— Recorded information —
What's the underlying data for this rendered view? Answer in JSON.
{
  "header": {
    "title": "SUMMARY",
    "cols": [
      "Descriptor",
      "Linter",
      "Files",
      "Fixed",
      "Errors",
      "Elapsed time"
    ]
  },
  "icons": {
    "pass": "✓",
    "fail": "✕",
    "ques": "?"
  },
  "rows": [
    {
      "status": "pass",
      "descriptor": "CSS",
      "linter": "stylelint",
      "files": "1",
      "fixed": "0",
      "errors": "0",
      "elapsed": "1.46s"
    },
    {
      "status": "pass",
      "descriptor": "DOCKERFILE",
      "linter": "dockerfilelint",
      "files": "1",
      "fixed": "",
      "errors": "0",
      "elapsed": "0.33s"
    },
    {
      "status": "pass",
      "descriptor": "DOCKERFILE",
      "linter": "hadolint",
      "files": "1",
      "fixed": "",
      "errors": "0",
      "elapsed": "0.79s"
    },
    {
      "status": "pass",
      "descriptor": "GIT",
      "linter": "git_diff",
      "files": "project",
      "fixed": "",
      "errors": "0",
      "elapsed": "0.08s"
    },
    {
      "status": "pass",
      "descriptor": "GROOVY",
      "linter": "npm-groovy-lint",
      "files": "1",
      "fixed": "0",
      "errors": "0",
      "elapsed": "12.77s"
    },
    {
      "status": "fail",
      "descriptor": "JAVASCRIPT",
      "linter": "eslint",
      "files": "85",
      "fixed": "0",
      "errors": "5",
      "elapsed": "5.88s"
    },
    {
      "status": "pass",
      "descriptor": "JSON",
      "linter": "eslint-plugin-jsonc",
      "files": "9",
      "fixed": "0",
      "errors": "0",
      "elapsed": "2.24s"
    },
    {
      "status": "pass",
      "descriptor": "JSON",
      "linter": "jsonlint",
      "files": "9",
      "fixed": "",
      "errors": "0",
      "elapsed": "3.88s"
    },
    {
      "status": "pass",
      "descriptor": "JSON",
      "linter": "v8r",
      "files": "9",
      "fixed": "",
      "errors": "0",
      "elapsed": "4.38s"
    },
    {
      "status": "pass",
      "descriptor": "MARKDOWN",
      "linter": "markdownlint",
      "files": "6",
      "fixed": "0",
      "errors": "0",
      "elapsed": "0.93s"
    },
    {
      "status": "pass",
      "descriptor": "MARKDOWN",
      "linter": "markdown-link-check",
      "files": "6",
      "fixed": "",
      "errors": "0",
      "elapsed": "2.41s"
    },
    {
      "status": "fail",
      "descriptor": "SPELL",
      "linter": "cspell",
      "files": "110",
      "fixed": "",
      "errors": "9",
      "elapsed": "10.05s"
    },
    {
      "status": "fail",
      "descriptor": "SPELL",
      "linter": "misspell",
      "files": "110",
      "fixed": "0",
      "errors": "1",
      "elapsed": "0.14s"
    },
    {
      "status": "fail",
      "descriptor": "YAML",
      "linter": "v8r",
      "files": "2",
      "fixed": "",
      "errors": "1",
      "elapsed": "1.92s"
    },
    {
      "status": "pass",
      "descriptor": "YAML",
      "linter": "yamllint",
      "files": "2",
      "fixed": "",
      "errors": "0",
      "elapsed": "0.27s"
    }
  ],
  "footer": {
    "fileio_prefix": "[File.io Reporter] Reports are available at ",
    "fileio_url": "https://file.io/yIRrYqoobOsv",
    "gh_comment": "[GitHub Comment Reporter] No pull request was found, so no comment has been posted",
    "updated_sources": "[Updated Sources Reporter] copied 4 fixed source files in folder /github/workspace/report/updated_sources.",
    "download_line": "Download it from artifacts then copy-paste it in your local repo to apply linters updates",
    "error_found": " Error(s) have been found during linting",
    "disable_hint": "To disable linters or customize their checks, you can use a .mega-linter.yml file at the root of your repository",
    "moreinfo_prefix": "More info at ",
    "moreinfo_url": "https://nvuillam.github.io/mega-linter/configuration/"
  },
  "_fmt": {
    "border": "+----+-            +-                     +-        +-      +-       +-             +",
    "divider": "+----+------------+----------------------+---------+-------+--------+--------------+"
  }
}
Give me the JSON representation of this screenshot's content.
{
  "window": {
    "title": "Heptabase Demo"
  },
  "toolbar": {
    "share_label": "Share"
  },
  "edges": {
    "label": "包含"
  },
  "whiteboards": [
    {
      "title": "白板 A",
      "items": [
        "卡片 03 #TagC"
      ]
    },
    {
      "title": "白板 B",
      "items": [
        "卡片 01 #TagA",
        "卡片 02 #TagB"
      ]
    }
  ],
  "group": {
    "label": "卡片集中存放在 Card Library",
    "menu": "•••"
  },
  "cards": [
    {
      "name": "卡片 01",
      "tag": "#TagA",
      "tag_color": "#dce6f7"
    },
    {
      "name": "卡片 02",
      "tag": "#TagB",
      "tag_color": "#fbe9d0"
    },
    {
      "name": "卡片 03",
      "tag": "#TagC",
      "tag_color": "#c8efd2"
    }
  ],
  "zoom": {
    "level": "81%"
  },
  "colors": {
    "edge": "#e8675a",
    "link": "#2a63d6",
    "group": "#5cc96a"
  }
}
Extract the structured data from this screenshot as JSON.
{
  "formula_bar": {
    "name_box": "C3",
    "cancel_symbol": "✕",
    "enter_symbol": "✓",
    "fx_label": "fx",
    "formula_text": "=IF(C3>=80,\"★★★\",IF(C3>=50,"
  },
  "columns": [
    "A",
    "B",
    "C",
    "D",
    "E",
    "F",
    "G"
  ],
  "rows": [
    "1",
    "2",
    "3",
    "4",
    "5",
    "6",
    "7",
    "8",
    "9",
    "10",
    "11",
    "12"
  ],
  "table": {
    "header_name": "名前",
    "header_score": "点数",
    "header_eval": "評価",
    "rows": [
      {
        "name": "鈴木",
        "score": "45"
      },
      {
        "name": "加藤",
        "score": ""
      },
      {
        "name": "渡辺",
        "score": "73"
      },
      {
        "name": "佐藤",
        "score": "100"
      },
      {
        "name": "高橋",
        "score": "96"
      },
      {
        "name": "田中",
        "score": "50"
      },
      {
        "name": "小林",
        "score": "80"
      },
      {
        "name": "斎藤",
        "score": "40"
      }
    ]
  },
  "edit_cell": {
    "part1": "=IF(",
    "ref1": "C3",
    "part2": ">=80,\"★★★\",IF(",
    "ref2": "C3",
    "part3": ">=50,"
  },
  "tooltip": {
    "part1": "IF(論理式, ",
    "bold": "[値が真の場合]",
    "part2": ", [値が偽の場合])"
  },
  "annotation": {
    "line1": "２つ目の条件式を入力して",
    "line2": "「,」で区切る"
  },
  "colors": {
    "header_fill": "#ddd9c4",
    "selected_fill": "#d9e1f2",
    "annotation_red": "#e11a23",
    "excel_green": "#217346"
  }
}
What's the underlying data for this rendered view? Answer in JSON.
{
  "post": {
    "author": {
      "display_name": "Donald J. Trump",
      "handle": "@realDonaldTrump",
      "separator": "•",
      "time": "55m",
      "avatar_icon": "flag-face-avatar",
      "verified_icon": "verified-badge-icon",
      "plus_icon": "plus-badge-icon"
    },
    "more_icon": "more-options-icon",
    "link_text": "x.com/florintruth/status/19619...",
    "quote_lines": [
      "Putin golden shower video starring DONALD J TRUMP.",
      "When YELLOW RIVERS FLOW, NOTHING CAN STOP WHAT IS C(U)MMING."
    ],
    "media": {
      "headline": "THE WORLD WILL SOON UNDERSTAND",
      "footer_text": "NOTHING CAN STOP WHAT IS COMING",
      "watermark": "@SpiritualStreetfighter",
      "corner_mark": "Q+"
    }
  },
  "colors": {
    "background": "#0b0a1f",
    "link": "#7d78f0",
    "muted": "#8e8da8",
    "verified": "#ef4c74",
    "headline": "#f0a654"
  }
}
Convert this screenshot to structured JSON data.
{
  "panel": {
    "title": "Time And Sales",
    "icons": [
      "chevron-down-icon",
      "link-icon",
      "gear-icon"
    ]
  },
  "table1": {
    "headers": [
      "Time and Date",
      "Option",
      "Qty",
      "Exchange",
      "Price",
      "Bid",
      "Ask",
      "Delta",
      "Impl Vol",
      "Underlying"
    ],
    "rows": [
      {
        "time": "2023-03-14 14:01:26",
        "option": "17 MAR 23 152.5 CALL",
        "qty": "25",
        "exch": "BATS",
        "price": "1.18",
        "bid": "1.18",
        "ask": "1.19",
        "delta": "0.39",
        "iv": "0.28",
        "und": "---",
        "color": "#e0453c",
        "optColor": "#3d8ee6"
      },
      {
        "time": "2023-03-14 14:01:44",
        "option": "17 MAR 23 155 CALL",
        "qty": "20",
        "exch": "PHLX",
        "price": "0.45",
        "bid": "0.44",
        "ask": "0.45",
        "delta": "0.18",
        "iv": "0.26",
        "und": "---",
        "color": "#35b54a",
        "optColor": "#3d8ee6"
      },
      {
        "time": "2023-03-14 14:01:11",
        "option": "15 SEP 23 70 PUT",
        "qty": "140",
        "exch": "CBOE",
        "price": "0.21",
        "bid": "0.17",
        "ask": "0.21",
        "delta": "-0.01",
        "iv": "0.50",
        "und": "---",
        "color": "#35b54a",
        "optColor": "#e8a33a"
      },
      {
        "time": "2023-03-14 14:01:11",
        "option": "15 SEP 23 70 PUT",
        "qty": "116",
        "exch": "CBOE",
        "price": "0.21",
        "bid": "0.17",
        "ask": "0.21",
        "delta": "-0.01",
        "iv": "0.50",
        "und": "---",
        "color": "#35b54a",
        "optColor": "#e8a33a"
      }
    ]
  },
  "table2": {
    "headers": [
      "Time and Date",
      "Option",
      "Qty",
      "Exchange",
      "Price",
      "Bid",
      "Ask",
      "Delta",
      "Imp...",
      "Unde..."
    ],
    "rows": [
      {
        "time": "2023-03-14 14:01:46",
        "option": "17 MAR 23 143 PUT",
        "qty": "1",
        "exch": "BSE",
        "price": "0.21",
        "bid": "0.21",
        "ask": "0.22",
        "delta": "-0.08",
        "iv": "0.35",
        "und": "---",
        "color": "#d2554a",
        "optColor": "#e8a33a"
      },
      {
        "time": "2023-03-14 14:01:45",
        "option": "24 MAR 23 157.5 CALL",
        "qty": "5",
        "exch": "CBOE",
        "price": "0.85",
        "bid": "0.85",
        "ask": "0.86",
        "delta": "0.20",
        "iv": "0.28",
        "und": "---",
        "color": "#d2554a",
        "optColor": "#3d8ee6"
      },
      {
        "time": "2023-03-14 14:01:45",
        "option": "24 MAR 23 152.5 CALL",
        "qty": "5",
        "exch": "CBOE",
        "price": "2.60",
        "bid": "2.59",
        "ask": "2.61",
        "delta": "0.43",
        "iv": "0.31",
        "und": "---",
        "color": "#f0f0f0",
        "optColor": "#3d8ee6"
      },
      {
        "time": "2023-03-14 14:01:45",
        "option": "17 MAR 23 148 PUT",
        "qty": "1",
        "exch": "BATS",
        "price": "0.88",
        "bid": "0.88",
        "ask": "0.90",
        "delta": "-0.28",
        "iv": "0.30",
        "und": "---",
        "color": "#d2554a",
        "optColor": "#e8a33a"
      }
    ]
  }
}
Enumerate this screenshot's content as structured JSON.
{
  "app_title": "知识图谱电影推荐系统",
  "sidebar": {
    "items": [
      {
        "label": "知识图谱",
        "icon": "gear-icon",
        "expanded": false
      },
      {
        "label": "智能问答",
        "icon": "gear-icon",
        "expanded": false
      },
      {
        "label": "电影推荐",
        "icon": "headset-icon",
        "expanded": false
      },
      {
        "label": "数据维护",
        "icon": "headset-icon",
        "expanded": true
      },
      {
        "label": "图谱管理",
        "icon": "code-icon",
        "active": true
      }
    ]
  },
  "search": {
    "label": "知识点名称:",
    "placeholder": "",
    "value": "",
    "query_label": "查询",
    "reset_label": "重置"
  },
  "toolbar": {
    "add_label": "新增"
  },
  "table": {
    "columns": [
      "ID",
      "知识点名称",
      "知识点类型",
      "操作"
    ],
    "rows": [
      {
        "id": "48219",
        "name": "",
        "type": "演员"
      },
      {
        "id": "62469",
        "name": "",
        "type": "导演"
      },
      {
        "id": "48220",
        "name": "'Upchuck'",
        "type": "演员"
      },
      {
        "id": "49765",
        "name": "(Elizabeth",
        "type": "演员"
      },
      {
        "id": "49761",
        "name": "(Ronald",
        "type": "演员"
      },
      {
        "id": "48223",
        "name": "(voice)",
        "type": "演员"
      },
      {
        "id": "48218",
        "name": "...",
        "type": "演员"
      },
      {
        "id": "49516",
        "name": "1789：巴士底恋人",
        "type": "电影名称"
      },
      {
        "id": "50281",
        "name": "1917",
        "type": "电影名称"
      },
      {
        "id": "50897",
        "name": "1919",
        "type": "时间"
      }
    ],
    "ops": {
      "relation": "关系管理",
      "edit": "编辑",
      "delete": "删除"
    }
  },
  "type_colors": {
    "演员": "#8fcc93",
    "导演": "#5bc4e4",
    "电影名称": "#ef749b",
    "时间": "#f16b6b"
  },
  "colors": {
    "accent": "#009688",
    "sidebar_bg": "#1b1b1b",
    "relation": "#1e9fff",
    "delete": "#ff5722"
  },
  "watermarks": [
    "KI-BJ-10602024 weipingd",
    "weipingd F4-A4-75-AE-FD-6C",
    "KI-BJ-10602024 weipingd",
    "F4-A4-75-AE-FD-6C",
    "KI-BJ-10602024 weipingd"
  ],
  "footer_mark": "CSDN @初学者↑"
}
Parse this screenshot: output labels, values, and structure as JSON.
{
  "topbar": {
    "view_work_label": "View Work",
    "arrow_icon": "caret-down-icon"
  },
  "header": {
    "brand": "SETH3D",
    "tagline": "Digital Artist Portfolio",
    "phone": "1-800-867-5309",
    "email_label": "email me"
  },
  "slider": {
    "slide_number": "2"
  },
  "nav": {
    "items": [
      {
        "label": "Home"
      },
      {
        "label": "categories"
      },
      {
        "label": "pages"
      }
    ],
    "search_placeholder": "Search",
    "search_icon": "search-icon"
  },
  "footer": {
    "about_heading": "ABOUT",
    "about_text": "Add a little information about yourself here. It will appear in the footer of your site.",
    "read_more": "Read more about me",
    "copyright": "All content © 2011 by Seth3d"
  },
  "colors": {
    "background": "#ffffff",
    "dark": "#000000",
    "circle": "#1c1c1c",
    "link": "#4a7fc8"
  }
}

— Problem statement —
Across the data, tally the lines containing "NOTHING" and give back the number alone.

— Task response —
2